WHAT TO PRODUCE
Examine the material below and count the lines that hold the word "White". Report only the number.

[Dataset items]

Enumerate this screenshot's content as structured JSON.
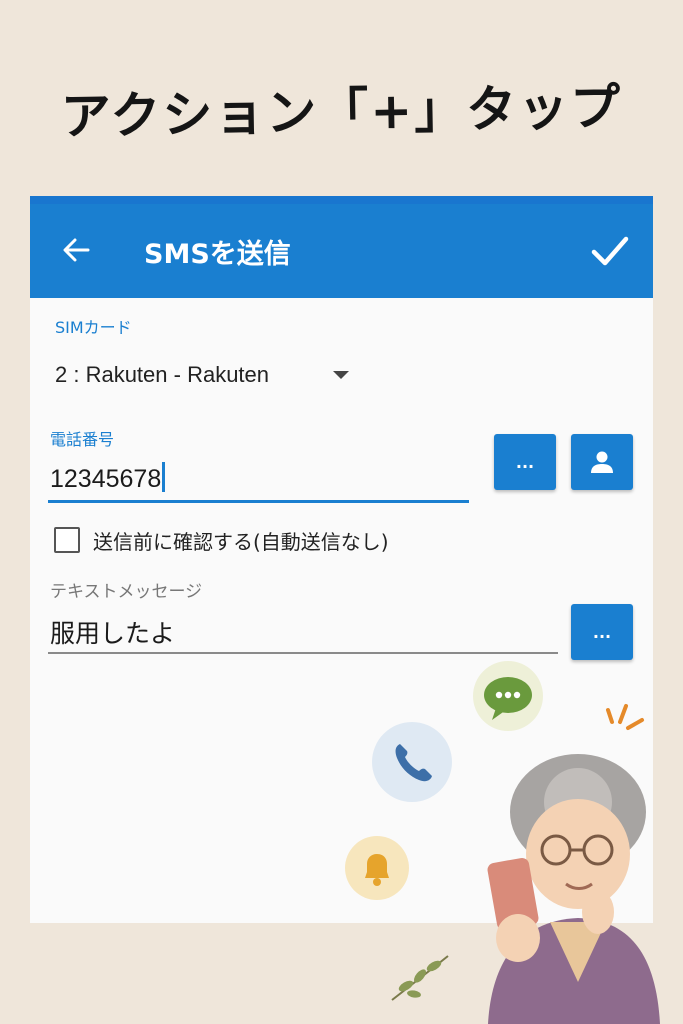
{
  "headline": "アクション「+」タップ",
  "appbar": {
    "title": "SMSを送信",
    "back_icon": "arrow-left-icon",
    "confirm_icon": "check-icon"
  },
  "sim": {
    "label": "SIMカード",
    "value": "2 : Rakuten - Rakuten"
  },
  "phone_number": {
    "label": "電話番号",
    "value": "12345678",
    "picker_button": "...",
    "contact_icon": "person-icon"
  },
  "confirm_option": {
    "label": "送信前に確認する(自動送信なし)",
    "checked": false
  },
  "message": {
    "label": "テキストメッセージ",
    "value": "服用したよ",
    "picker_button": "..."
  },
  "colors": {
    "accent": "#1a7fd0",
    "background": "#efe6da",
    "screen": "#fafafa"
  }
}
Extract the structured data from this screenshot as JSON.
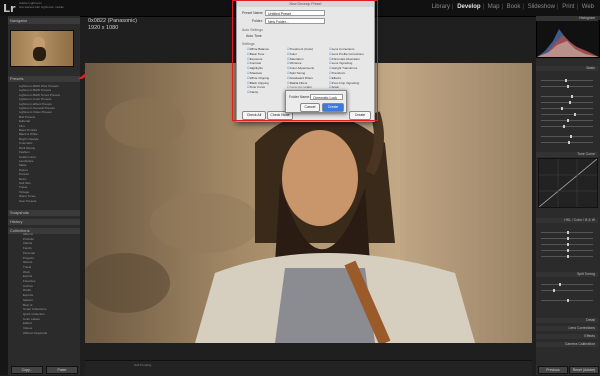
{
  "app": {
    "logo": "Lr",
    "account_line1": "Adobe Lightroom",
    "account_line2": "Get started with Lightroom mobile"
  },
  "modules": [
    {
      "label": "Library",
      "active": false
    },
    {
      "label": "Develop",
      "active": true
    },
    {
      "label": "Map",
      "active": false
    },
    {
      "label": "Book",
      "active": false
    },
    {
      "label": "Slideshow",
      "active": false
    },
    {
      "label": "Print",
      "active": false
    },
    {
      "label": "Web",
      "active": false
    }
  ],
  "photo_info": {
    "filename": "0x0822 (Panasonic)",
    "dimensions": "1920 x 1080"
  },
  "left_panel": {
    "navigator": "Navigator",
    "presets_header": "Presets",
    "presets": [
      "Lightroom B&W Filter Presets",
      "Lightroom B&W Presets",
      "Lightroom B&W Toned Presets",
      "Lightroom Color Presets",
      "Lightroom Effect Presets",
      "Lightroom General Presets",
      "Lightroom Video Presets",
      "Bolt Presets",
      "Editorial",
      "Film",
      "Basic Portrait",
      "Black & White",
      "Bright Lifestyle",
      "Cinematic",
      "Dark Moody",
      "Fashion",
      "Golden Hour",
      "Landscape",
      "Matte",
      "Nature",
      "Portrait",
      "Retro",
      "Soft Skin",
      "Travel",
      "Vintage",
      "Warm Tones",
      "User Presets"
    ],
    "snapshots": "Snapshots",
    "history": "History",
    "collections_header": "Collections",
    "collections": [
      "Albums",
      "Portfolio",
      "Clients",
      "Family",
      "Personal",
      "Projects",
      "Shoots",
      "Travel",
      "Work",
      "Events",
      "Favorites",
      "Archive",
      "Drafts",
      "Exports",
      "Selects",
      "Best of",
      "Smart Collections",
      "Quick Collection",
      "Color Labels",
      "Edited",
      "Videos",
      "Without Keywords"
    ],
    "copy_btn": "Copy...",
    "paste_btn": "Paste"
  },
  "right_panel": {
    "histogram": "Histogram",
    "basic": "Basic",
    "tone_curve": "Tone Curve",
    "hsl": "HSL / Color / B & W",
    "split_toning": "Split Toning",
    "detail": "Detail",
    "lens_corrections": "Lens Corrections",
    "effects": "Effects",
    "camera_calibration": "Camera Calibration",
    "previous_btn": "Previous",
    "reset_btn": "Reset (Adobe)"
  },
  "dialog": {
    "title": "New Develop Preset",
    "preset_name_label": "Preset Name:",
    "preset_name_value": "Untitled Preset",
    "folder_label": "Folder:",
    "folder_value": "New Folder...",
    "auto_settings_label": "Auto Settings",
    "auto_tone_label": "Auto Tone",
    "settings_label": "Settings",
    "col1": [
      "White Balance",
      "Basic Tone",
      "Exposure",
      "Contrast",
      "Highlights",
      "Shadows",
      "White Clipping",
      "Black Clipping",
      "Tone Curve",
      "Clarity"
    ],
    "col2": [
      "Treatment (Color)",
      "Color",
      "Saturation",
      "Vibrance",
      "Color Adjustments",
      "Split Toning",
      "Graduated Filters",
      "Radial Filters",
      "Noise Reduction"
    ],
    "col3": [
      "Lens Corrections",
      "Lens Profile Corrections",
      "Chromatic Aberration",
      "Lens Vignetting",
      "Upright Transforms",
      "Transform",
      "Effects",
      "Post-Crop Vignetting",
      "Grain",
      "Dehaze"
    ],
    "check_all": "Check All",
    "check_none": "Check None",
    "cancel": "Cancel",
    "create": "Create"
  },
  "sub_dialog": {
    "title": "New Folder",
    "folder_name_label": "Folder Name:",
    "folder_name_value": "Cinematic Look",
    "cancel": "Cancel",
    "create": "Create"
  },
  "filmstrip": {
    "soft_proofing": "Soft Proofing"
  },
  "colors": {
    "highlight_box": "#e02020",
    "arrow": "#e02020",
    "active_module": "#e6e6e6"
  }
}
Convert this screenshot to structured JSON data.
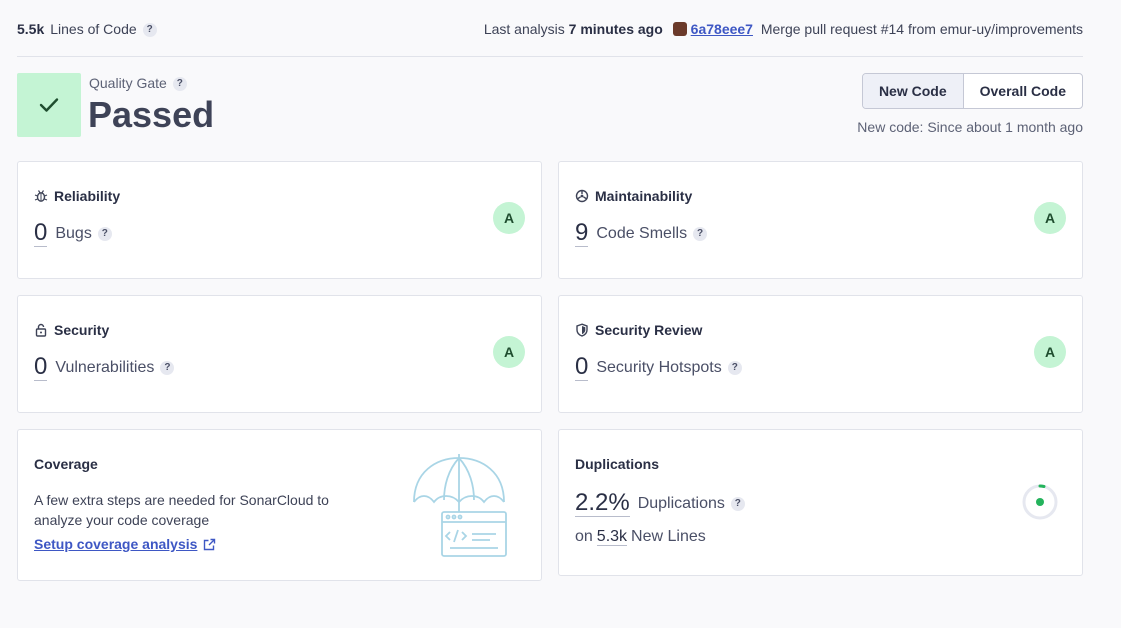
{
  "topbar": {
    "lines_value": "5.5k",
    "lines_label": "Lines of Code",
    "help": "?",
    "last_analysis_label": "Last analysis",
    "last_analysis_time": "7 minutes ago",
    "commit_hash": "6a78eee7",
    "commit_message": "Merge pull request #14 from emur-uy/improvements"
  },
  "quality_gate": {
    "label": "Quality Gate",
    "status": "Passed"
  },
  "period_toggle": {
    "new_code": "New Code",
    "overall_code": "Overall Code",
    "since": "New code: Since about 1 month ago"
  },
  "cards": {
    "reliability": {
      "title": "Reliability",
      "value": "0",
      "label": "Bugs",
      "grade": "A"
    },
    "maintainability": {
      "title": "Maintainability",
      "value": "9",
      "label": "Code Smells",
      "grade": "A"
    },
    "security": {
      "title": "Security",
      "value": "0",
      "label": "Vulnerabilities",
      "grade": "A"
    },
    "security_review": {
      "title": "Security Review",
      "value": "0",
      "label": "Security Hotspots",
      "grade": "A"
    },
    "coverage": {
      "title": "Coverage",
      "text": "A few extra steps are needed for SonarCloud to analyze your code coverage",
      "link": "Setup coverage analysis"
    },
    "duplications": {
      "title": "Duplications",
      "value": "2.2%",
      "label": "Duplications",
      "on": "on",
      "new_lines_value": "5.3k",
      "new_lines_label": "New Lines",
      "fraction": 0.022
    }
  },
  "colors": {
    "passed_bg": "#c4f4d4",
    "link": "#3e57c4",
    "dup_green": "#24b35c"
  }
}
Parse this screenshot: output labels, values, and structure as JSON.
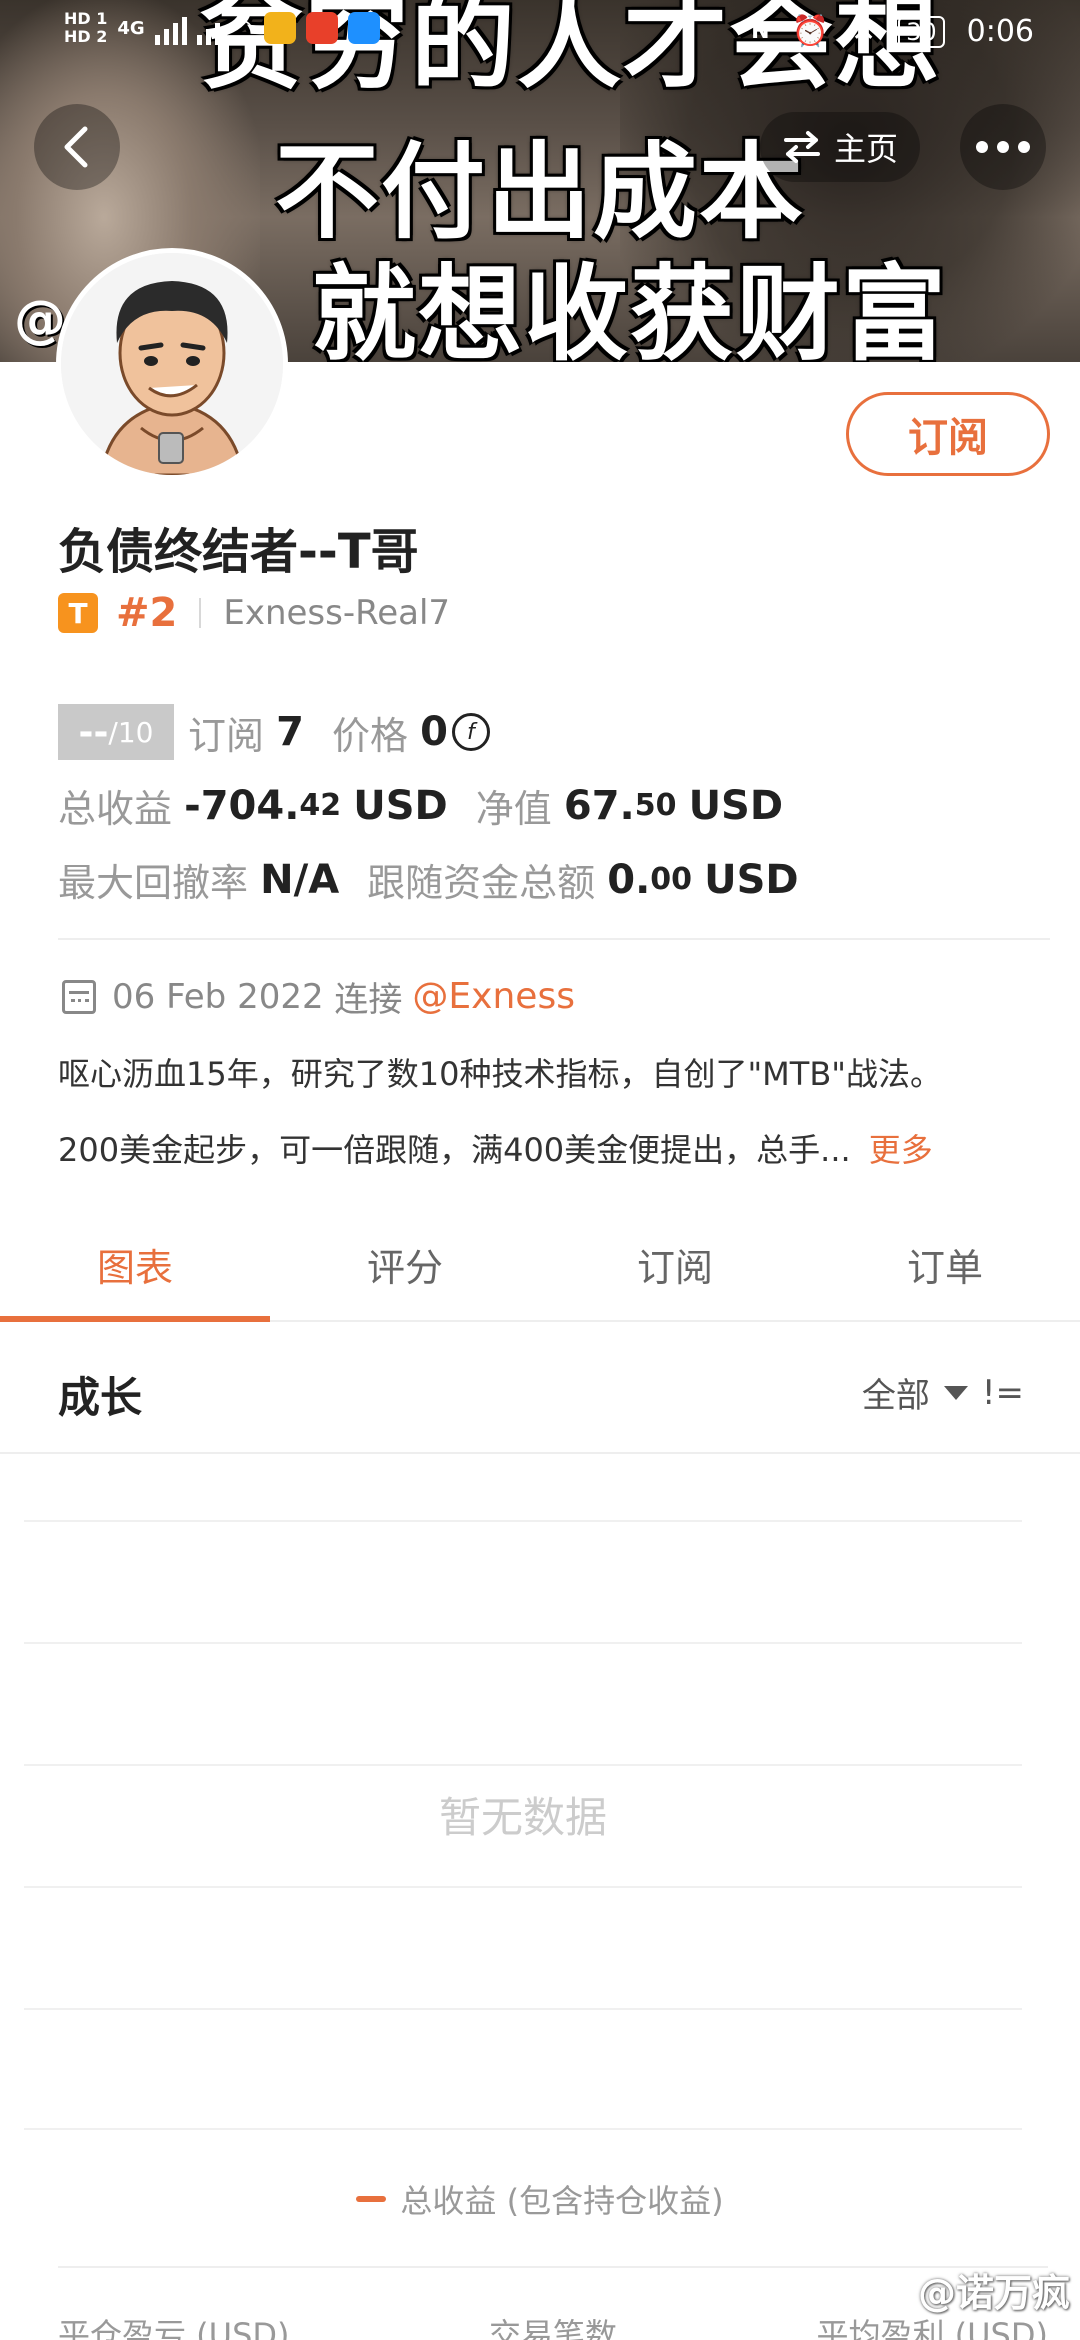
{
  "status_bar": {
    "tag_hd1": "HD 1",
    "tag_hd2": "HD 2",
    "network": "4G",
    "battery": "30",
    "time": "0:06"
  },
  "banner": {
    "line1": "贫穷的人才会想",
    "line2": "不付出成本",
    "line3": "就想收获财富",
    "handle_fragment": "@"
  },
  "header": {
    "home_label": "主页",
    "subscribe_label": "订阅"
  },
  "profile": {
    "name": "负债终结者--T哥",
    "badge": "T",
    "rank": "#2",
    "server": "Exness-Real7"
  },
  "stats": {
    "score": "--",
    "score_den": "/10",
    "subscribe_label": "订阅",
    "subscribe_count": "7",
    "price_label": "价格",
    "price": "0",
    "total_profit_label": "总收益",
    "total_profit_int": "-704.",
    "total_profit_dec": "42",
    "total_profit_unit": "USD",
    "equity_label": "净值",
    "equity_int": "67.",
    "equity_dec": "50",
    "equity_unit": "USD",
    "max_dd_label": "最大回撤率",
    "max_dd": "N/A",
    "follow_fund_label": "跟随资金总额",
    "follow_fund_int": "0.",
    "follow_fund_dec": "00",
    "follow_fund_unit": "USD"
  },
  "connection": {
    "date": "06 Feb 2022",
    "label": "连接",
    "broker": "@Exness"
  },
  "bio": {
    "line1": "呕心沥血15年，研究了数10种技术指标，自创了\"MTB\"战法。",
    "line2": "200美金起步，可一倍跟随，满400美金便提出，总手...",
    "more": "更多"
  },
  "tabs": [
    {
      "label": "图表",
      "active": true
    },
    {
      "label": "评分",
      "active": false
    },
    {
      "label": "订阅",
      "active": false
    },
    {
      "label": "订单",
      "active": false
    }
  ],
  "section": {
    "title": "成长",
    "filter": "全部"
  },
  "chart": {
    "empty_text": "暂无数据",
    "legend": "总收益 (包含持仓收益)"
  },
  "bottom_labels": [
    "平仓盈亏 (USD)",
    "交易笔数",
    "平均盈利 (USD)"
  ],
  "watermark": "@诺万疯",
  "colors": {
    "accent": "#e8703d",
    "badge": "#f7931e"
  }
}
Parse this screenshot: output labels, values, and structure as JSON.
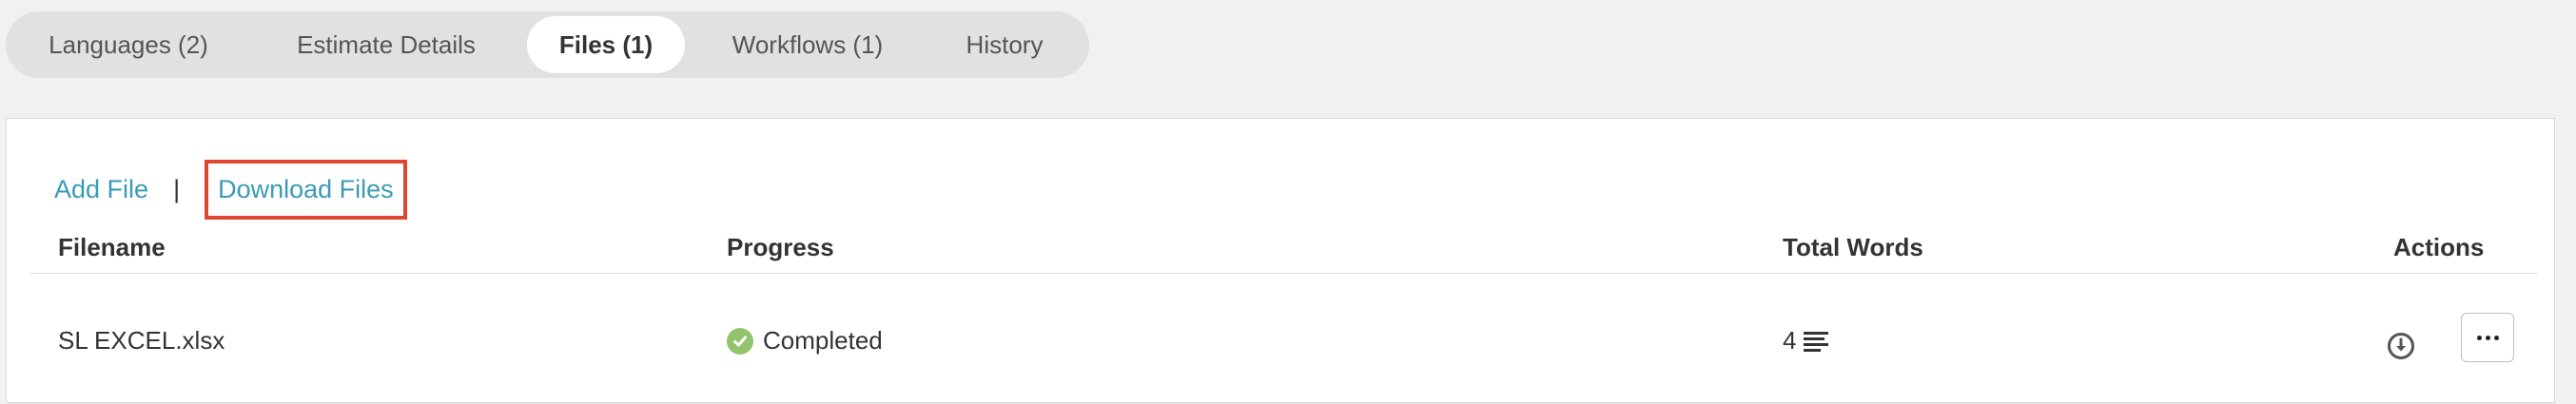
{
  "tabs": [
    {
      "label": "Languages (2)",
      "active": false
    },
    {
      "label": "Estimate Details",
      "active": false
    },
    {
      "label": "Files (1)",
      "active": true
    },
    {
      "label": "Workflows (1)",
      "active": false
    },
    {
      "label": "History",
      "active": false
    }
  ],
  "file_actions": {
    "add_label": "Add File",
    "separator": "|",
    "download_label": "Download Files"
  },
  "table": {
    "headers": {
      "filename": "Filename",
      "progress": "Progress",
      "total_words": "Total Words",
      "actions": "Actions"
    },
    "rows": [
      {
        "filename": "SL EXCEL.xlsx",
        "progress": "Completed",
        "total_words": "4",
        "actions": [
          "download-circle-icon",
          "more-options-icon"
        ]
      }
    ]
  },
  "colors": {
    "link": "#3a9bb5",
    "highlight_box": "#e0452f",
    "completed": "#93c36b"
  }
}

THE COMPLETED TASK
3